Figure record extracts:
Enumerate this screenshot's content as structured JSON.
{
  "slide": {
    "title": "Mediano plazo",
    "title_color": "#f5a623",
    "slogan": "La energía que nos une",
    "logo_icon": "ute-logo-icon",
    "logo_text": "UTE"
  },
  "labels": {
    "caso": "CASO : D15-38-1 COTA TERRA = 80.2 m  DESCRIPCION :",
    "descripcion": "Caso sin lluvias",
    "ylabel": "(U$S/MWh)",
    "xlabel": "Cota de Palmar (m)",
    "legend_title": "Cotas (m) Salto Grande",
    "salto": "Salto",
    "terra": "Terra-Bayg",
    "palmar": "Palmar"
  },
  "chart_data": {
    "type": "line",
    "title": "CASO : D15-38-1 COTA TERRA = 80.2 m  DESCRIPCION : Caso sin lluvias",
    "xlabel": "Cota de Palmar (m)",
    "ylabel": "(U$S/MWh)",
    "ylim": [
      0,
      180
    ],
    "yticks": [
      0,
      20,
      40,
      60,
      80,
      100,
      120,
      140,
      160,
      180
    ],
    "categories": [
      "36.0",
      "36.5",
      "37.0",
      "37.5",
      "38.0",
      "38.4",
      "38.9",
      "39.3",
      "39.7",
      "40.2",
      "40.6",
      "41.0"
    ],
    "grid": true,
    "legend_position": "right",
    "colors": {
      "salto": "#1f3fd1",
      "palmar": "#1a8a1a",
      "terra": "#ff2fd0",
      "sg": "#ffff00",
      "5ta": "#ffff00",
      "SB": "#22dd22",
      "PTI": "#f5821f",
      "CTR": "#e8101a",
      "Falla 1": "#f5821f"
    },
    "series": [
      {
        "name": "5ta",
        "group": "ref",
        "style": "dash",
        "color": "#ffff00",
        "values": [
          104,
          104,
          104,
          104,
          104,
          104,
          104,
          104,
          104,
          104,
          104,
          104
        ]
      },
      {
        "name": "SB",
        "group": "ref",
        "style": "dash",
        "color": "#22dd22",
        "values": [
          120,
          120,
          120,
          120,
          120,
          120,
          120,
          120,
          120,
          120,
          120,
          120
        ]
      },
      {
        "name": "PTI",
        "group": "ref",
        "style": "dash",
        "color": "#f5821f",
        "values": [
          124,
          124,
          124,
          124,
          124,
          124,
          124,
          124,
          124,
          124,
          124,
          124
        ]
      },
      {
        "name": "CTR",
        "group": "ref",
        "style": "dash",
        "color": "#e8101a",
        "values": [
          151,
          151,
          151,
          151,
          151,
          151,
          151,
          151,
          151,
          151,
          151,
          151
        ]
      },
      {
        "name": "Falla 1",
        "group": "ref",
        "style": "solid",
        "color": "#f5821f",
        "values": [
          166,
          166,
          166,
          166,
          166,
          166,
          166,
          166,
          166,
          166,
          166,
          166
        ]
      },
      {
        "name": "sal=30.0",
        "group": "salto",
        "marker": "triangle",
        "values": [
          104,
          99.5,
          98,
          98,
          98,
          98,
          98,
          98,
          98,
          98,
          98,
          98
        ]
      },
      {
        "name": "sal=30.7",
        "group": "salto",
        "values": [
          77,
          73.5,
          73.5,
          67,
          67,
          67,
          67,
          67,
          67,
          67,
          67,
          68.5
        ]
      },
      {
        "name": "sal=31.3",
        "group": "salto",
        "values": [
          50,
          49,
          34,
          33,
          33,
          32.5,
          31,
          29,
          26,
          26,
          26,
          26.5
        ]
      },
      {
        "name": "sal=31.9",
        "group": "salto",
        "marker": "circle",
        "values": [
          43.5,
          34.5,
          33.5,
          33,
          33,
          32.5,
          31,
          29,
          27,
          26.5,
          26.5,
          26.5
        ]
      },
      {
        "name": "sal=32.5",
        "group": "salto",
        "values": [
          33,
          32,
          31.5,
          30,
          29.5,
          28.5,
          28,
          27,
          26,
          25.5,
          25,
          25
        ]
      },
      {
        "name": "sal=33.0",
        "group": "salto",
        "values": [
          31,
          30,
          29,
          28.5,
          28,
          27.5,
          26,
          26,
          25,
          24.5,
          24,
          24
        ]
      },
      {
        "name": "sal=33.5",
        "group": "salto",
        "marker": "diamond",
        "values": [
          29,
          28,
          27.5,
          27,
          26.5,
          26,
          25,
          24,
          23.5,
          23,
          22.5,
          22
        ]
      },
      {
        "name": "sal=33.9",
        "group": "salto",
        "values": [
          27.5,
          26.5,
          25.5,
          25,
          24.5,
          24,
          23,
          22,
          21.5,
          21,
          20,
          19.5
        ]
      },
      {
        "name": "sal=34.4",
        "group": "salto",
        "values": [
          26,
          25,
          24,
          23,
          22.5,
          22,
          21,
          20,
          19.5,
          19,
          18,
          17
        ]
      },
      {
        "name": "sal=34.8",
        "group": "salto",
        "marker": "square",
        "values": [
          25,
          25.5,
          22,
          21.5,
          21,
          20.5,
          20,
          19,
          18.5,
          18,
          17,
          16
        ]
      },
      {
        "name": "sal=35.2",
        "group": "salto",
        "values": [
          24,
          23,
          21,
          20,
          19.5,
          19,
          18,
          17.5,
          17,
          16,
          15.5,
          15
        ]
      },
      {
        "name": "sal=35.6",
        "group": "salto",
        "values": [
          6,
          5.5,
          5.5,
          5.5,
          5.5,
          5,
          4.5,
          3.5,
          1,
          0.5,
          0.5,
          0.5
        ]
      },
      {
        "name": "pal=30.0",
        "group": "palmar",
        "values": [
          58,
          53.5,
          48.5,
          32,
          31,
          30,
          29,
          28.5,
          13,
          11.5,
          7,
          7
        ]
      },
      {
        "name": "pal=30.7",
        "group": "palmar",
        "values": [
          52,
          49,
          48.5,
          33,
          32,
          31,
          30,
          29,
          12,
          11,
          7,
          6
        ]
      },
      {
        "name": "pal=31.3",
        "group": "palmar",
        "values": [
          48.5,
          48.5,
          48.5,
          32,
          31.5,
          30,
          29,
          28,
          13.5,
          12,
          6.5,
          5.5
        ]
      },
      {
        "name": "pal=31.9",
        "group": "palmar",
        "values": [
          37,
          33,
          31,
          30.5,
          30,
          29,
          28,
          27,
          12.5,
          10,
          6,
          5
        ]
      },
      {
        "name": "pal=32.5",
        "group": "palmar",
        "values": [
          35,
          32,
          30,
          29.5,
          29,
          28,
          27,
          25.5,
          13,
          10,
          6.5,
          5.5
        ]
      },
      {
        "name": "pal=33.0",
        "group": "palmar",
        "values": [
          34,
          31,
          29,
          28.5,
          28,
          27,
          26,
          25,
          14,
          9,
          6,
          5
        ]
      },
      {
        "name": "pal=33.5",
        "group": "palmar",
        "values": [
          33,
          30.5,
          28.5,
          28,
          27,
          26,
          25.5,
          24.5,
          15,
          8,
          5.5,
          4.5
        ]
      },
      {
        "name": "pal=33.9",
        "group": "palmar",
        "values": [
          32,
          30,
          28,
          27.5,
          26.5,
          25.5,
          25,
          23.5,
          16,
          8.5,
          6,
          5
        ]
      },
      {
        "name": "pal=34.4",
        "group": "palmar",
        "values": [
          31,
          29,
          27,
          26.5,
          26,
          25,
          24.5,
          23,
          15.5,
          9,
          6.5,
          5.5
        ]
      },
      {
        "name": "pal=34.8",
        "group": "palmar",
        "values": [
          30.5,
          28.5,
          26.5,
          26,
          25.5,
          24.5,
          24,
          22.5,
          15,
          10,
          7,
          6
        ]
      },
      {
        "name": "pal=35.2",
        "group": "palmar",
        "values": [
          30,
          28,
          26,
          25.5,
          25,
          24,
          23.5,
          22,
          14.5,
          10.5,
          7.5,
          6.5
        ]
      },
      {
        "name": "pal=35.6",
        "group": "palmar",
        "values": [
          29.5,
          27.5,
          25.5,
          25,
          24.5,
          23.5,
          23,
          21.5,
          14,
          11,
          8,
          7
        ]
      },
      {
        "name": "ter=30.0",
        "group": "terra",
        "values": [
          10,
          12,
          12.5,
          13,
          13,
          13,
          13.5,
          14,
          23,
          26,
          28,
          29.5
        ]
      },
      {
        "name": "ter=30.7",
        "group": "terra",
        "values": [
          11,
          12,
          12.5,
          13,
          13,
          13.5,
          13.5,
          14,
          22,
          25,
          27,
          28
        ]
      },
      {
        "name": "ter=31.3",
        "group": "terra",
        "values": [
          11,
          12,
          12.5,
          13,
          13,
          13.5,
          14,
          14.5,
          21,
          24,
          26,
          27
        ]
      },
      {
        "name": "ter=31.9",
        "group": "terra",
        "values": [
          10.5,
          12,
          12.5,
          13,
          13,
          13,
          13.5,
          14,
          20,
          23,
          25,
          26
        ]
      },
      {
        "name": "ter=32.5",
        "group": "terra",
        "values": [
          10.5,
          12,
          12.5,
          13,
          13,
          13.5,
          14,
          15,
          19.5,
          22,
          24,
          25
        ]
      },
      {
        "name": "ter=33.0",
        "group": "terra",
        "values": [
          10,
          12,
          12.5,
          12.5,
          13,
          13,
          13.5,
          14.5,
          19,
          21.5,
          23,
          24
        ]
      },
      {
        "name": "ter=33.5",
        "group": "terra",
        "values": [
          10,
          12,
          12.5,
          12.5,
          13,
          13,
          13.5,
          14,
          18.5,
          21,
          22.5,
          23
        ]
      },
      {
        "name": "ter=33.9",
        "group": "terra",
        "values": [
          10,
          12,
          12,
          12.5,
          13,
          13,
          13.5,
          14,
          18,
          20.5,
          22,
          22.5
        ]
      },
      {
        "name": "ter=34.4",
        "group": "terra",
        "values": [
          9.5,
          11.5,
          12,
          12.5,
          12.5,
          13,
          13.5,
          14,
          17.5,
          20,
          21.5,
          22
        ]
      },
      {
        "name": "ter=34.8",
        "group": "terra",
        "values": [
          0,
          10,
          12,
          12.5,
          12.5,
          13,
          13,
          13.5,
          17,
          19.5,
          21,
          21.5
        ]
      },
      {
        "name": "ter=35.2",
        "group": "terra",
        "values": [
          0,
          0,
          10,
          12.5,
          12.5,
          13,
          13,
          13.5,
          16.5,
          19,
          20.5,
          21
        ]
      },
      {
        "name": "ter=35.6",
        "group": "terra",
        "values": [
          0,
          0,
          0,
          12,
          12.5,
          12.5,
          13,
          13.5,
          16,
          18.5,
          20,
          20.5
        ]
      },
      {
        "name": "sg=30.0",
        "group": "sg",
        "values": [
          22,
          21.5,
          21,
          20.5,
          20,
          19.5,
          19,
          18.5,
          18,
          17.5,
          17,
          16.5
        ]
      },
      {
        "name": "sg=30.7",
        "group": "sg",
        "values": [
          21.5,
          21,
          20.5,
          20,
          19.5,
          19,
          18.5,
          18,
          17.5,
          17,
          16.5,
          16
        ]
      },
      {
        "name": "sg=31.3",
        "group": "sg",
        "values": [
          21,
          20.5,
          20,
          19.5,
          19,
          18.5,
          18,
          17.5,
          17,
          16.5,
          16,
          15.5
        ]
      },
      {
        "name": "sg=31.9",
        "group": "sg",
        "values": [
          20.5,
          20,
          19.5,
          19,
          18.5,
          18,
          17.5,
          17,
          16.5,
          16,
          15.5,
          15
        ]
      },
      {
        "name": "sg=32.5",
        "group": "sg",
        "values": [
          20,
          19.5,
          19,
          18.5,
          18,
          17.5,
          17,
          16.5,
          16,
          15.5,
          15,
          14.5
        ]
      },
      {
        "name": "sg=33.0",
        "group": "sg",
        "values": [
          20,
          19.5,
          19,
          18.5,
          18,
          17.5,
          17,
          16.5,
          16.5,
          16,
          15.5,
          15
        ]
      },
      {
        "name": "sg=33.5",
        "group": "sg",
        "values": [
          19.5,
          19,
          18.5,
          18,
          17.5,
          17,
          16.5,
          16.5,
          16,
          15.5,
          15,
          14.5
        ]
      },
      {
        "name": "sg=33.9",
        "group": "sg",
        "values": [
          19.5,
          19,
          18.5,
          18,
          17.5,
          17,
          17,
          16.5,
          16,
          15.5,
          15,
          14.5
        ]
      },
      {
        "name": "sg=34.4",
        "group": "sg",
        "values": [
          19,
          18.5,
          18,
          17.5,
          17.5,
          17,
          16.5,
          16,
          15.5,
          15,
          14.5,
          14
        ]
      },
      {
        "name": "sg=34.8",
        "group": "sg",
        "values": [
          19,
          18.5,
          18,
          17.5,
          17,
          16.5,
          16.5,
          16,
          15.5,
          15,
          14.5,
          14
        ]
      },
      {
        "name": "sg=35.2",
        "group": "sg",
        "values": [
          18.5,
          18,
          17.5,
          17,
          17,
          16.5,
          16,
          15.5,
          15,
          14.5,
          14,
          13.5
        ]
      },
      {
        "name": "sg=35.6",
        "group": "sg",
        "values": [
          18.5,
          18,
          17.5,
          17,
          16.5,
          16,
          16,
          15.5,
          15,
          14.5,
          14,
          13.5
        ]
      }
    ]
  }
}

OBJECTIVE — In the records above, locate the lines holding the word "lluvias". Copy each of them.

EXERCISE RESPONSE —
    "descripcion": "Caso sin lluvias",
    "title": "CASO : D15-38-1 COTA TERRA = 80.2 m  DESCRIPCION : Caso sin lluvias",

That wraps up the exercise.